-- START --

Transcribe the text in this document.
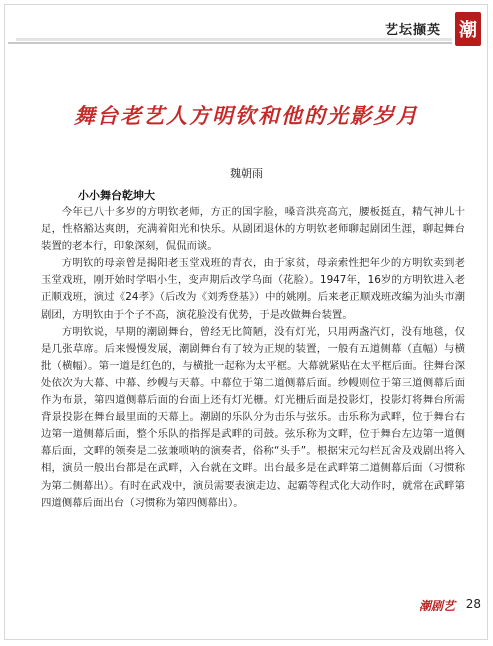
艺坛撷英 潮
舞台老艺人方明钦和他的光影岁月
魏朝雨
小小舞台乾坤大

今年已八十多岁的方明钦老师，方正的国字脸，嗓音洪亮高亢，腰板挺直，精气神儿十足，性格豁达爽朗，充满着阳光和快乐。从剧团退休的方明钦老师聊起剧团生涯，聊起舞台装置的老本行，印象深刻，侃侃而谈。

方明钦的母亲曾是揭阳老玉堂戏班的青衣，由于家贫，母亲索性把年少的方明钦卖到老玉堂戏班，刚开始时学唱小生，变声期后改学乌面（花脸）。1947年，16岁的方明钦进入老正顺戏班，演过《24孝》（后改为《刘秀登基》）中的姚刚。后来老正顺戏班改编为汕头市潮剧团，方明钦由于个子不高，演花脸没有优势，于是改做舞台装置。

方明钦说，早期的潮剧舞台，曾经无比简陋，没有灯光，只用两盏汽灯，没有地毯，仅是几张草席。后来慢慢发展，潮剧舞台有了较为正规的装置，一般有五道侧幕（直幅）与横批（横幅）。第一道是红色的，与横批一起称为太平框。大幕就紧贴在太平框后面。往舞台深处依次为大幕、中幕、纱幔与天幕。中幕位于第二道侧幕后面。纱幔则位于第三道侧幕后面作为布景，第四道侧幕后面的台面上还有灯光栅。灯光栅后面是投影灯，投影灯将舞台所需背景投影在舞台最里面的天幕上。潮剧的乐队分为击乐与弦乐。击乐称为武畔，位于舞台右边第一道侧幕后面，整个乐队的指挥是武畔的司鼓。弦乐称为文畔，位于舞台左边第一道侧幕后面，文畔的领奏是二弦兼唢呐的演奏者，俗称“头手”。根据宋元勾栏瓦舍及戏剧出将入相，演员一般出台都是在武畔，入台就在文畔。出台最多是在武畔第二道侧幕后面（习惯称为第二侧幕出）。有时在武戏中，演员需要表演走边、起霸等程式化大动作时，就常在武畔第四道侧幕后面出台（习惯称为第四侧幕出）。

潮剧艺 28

-- END --

- Required work
Pictures are excluded; copy all other data exactly as shown.

- Answer to the task
Transcribe the text in this document.
艺坛撷英 潮
舞台老艺人方明钦和他的光影岁月
魏朝雨
小小舞台乾坤大

今年已八十多岁的方明钦老师，方正的国字脸，嗓音洪亮高亢，腰板挺直，精气神儿十足，性格豁达爽朗，充满着阳光和快乐。从剧团退休的方明钦老师聊起剧团生涯，聊起舞台装置的老本行，印象深刻，侃侃而谈。

方明钦的母亲曾是揭阳老玉堂戏班的青衣，由于家贫，母亲索性把年少的方明钦卖到老玉堂戏班，刚开始时学唱小生，变声期后改学乌面（花脸）。1947年，16岁的方明钦进入老正顺戏班，演过《24孝》（后改为《刘秀登基》）中的姚刚。后来老正顺戏班改编为汕头市潮剧团，方明钦由于个子不高，演花脸没有优势，于是改做舞台装置。

方明钦说，早期的潮剧舞台，曾经无比简陋，没有灯光，只用两盏汽灯，没有地毯，仅是几张草席。后来慢慢发展，潮剧舞台有了较为正规的装置，一般有五道侧幕（直幅）与横批（横幅）。第一道是红色的，与横批一起称为太平框。大幕就紧贴在太平框后面。往舞台深处依次为大幕、中幕、纱幔与天幕。中幕位于第二道侧幕后面。纱幔则位于第三道侧幕后面作为布景，第四道侧幕后面的台面上还有灯光栅。灯光栅后面是投影灯，投影灯将舞台所需背景投影在舞台最里面的天幕上。潮剧的乐队分为击乐与弦乐。击乐称为武畔，位于舞台右边第一道侧幕后面，整个乐队的指挥是武畔的司鼓。弦乐称为文畔，位于舞台左边第一道侧幕后面，文畔的领奏是二弦兼唢呐的演奏者，俗称“头手”。根据宋元勾栏瓦舍及戏剧出将入相，演员一般出台都是在武畔，入台就在文畔。出台最多是在武畔第二道侧幕后面（习惯称为第二侧幕出）。有时在武戏中，演员需要表演走边、起霸等程式化大动作时，就常在武畔第四道侧幕后面出台（习惯称为第四侧幕出）。

潮剧艺 28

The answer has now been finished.